• _Reading text_
** start **
Model Main Functions and Controller

For an in-depth tutorial, click here for classification, or here for regression

source

model_init_classification

 model_init_classification (model_class, cpoint_path,
                            output_hidden_states:bool, device=None,
                            config=None, seed=None, body_model=None,
                            model_kwargs={})

*To initialize a classification (or regression) model, either from an existing HuggingFace model or custom architecture

Can be used for binary, multi-class single-head, multi-class multi-head, multi-label clasisifcation, and regression*

Type Default Details
model_class Model’s class object, e.g. RobertaHiddenStateConcatForSequenceClassification
cpoint_path Either model string name on HuggingFace, or the path to model checkpoint
output_hidden_states bool To whether output the model hidden states or not. Useful when you try to build a custom classification head
device NoneType None Device to train on
config NoneType None Model config. If not provided, AutoConfig is used to load config from cpoint_path
seed NoneType None Random seed
body_model NoneType None If not none, we use this to initialize model’s body. If you only want to load the model checkpoint in cpoint_path, leave this as none
model_kwargs dict {} Keyword arguments for model (both head and body)

source

compute_metrics

 compute_metrics (pred, metric_funcs=[], metric_types=[], head_sizes=[],
                  label_names=[], is_multilabel=False,
                  multilabel_threshold=0.5)

*Return a dictionary of metric name and its values.

Reference: https://github.com/huggingface/transformers/blob/main/src/transformers/trainer_utils.py#L107C16-L107C16*

Type Default Details
pred An EvalPrediction object from HuggingFace (which is a named tuple with predictions and label_ids attributes)
metric_funcs list [] A list of metric functions to evaluate
metric_types list [] Type of metric (‘classification’ or ‘regression’) for each metric functions above
head_sizes list [] Class size for each head. Regression head will have head size 1
label_names list [] Names of the label (dependent variable) columns
is_multilabel bool False Whether this is a multilabel classification
multilabel_threshold float 0.5 Threshold for multilabel (>= threshold is positive)

source

compute_metrics_separate_heads

 compute_metrics_separate_heads (pred, metric_funcs=[], label_names=[],
                                 **kwargs)

*Return a dictionary of metric name and its values. This is used in Deep Hierarchical Classification (special case of multi-head classification)

This metric function is mainly used when you have a separate logit output for each head (instead of the typical multi-head logit output: all heads’ logits are concatenated)*

Type Default Details
pred An EvalPrediction object from HuggingFace (which is a named tuple with predictions and label_ids attributes)
metric_funcs list [] A list of metric functions to evaluate
label_names list [] Names of the label (dependent variable) columns
kwargs

source

loss_for_classification

 loss_for_classification (logits, labels, is_multilabel=False,
                          is_multihead=False, head_sizes=[],
                          head_weights=[])
** end **
• _Provided records_
** start **
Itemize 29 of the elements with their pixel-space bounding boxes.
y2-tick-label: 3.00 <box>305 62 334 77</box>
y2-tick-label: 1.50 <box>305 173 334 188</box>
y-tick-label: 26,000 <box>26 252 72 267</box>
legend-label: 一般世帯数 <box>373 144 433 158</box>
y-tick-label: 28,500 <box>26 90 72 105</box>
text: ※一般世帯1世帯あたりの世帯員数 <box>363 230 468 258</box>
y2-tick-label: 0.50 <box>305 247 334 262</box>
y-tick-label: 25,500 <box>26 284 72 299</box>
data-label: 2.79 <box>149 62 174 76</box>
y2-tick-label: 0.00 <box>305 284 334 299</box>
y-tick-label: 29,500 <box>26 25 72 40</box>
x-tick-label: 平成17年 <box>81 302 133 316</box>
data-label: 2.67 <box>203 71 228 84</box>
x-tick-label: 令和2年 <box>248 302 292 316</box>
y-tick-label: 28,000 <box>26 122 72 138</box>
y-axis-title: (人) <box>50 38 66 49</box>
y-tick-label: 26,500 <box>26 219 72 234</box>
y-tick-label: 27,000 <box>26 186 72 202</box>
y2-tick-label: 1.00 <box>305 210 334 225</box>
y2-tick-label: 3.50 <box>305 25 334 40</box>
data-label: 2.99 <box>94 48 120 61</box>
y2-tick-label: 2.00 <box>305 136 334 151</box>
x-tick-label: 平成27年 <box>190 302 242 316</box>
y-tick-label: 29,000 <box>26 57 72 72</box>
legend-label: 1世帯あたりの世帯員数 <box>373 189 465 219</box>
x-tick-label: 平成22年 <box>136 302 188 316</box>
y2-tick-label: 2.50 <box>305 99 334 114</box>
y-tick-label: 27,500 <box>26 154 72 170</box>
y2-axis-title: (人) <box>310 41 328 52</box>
** end **
• _Written exercise 1_
In the model functions documentation, what is the default value of multilabel_threshold in compute_metrics?
• _Written exercise 2_
From the model functions documentation, list every parameter in the signature of loss_for_classification.
• _Written exercise 3_
Carry on the model functions documentation from the point where it stops.
The entries that come after the model functions documentation have no connection to it.

• _Right answer 1_
0.5

• _Right answer 2_
logits, labels, is_multilabel, is_multihead, head_sizes, head_weights

• _Right answer 3_
*The general loss function for classification

  • If is_multilabel is False and is_multihead is False: Single-Head Classification, e.g. You predict 1 out of n class

  • If is_multilabel is False and is_multihead is True: Multi-Head Classification, e.g. You predict 1 out of n classes at Level 1, and 1 out of m classes at Level 2

  • If is_multilabel is True and is_multihead is False: Single-Head Multi-Label Classification, e.g. You predict x out of n class (x>=0)

  • If is_multilabel is True and is_multihead is True: Not supported*

Type Default Details
logits output of the last linear layer, before any softmax/sigmoid. Size: (bs,class_size)
labels determined by your datasetdict. Size: (bs,number_of_head)
is_multilabel bool False Whether this is a multilabel classification
is_multihead bool False Whether this is a multihead classification
head_sizes list [] Class size for each head. Regression head will have head size 1
head_weights list [] loss weight for each head. Default to 1 for each head

source

finetune

 finetune (lr, bs, wd, epochs, ddict, tokenizer, o_dir='./tmp_weights',
           save_checkpoint=False, model=None, model_init=None,
           data_collator=None, compute_metrics=None, grad_accum_steps=2,
           lr_scheduler_type='cosine', warmup_ratio=0.1, no_valid=False,
           val_bs=None, seed=None, report_to='none', trainer_class=None,
           len_train=None)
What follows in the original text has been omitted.